**** Records to use ****
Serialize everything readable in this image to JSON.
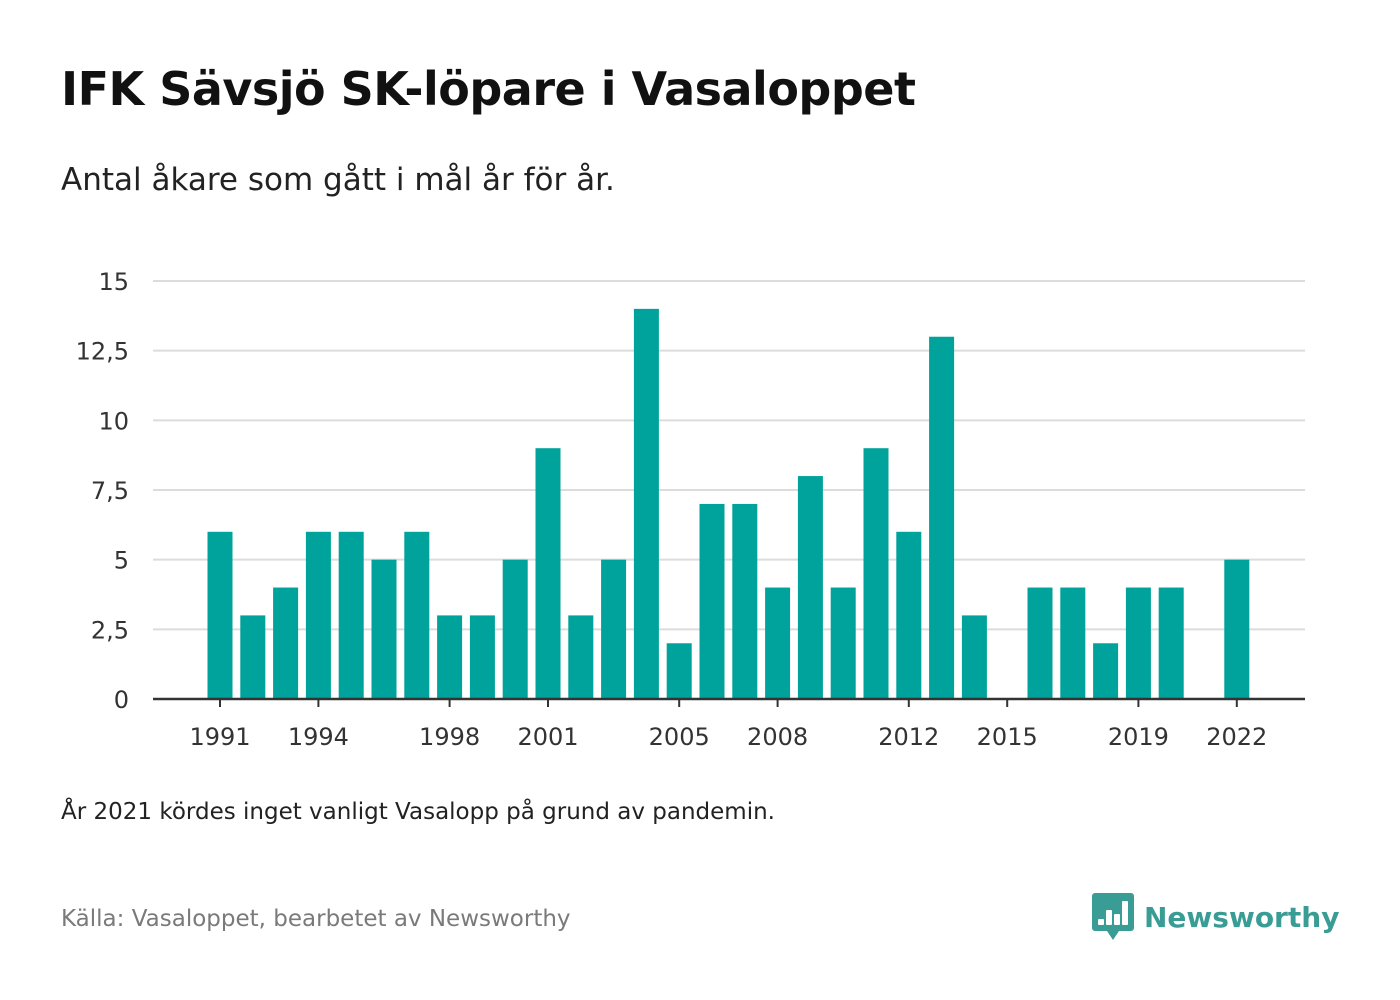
{
  "title": "IFK Sävsjö SK-löpare i Vasaloppet",
  "subtitle": "Antal åkare som gått i mål år för år.",
  "note": "År 2021 kördes inget vanligt Vasalopp på grund av pandemin.",
  "source": "Källa: Vasaloppet, bearbetet av Newsworthy",
  "brand": {
    "name": "Newsworthy",
    "icon": "newsworthy-logo-icon",
    "color": "#3a9d95"
  },
  "colors": {
    "bar": "#00a39b",
    "grid": "#dcdcdc",
    "axis": "#333333"
  },
  "chart_data": {
    "type": "bar",
    "categories": [
      1991,
      1992,
      1993,
      1994,
      1995,
      1996,
      1997,
      1998,
      1999,
      2000,
      2001,
      2002,
      2003,
      2004,
      2005,
      2006,
      2007,
      2008,
      2009,
      2010,
      2011,
      2012,
      2013,
      2014,
      2015,
      2016,
      2017,
      2018,
      2019,
      2020,
      2021,
      2022
    ],
    "values": [
      6,
      3,
      4,
      6,
      6,
      5,
      6,
      3,
      3,
      5,
      9,
      3,
      5,
      14,
      2,
      7,
      7,
      4,
      8,
      4,
      9,
      6,
      13,
      3,
      0,
      4,
      4,
      2,
      4,
      4,
      null,
      5
    ],
    "xticks": [
      "1991",
      "1994",
      "1998",
      "2001",
      "2005",
      "2008",
      "2012",
      "2015",
      "2019",
      "2022"
    ],
    "yticks": [
      "0",
      "2,5",
      "5",
      "7,5",
      "10",
      "12,5",
      "15"
    ],
    "ylim": [
      0,
      15
    ],
    "grid": true,
    "legend": "none",
    "xlabel": "",
    "ylabel": ""
  }
}
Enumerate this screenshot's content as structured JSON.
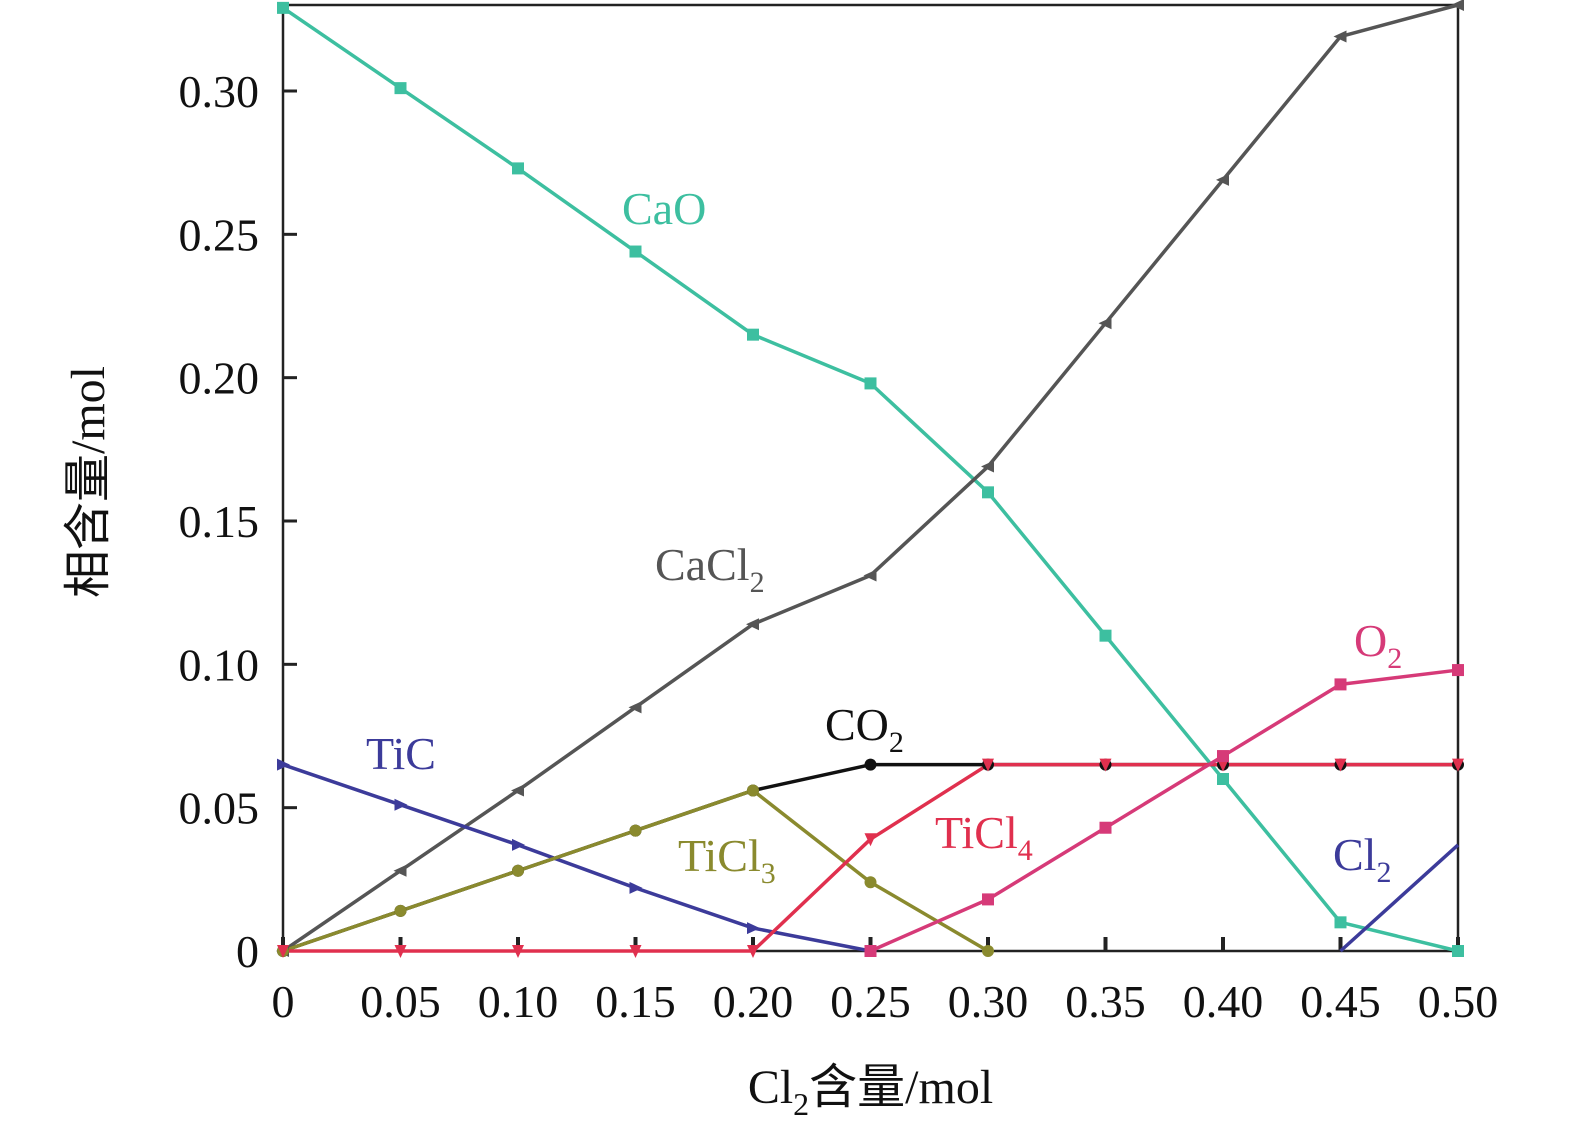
{
  "chart_data": {
    "type": "line",
    "xlabel": {
      "main": "Cl",
      "sub": "2",
      "rest": "含量/mol"
    },
    "ylabel": "相含量/mol",
    "xlim": [
      0,
      0.5
    ],
    "ylim": [
      0,
      0.33
    ],
    "xticks": [
      "0",
      "0.05",
      "0.10",
      "0.15",
      "0.20",
      "0.25",
      "0.30",
      "0.35",
      "0.40",
      "0.45",
      "0.50"
    ],
    "yticks": [
      "0",
      "0.05",
      "0.10",
      "0.15",
      "0.20",
      "0.25",
      "0.30"
    ],
    "grid": false,
    "x": [
      0,
      0.05,
      0.1,
      0.15,
      0.2,
      0.25,
      0.3,
      0.35,
      0.4,
      0.45,
      0.5
    ],
    "series": [
      {
        "id": "cao",
        "label": "CaO",
        "color": "#3dbfa0",
        "marker": "square",
        "values": [
          0.329,
          0.301,
          0.273,
          0.244,
          0.215,
          0.198,
          0.16,
          0.11,
          0.06,
          0.01,
          0.0
        ]
      },
      {
        "id": "cacl2",
        "label": "CaCl",
        "sub": "2",
        "color": "#555555",
        "marker": "triangle-left",
        "values": [
          0.0,
          0.028,
          0.056,
          0.085,
          0.114,
          0.131,
          0.169,
          0.219,
          0.269,
          0.319,
          0.33
        ]
      },
      {
        "id": "tic",
        "label": "TiC",
        "color": "#3c3b9a",
        "marker": "triangle-right",
        "values": [
          0.065,
          0.051,
          0.037,
          0.022,
          0.008,
          0.0,
          null,
          null,
          null,
          null,
          null
        ]
      },
      {
        "id": "co2",
        "label": "CO",
        "sub": "2",
        "color": "#111111",
        "marker": "circle",
        "values": [
          0.0,
          0.014,
          0.028,
          0.042,
          0.056,
          0.065,
          0.065,
          0.065,
          0.065,
          0.065,
          0.065
        ]
      },
      {
        "id": "ticl3",
        "label": "TiCl",
        "sub": "3",
        "color": "#8a8a2e",
        "marker": "circle",
        "values": [
          0.0,
          0.014,
          0.028,
          0.042,
          0.056,
          0.024,
          0.0,
          null,
          null,
          null,
          null
        ]
      },
      {
        "id": "ticl4",
        "label": "TiCl",
        "sub": "4",
        "color": "#e0304e",
        "marker": "triangle-down",
        "values": [
          0.0,
          0.0,
          0.0,
          0.0,
          0.0,
          0.039,
          0.065,
          0.065,
          0.065,
          0.065,
          0.065
        ]
      },
      {
        "id": "o2",
        "label": "O",
        "sub": "2",
        "color": "#d63a78",
        "marker": "square",
        "values": [
          null,
          null,
          null,
          null,
          null,
          0.0,
          0.018,
          0.043,
          0.068,
          0.093,
          0.098
        ]
      },
      {
        "id": "cl2",
        "label": "Cl",
        "sub": "2",
        "color": "#3c3b9a",
        "marker": "none",
        "values": [
          null,
          null,
          null,
          null,
          null,
          null,
          null,
          null,
          null,
          0.0,
          0.037
        ]
      }
    ]
  }
}
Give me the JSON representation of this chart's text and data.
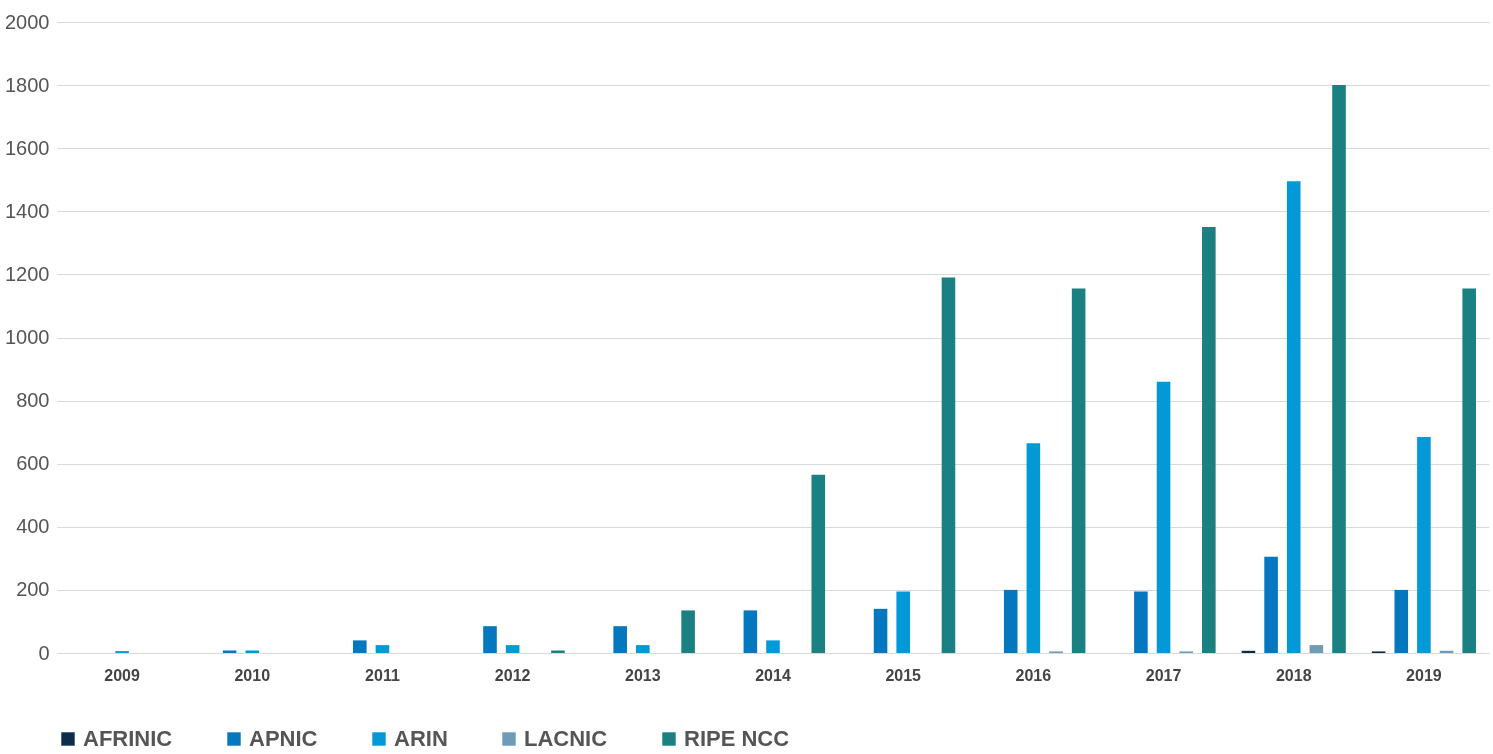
{
  "chart_data": {
    "type": "bar",
    "categories": [
      "2009",
      "2010",
      "2011",
      "2012",
      "2013",
      "2014",
      "2015",
      "2016",
      "2017",
      "2018",
      "2019"
    ],
    "series": [
      {
        "name": "AFRINIC",
        "color": "#0d2b4a",
        "values": [
          0,
          0,
          0,
          0,
          0,
          0,
          0,
          0,
          0,
          7,
          5
        ]
      },
      {
        "name": "APNIC",
        "color": "#0577bf",
        "values": [
          0,
          8,
          40,
          85,
          85,
          135,
          140,
          200,
          195,
          305,
          200
        ]
      },
      {
        "name": "ARIN",
        "color": "#0399d6",
        "values": [
          6,
          8,
          25,
          25,
          25,
          40,
          195,
          665,
          860,
          1495,
          685
        ]
      },
      {
        "name": "LACNIC",
        "color": "#6e9bb5",
        "values": [
          0,
          0,
          0,
          0,
          0,
          0,
          0,
          5,
          5,
          25,
          7
        ]
      },
      {
        "name": "RIPE NCC",
        "color": "#1a8082",
        "values": [
          0,
          0,
          0,
          8,
          135,
          565,
          1190,
          1155,
          1350,
          1800,
          1155
        ]
      }
    ],
    "ylim": [
      0,
      2000
    ],
    "yticks": [
      0,
      200,
      400,
      600,
      800,
      1000,
      1200,
      1400,
      1600,
      1800,
      2000
    ],
    "grid": "y",
    "legend": "bottom"
  }
}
****
> _Task requirements_: State the count of lines above containing the string "this", and add nothing to it.

> _Written solution_: 3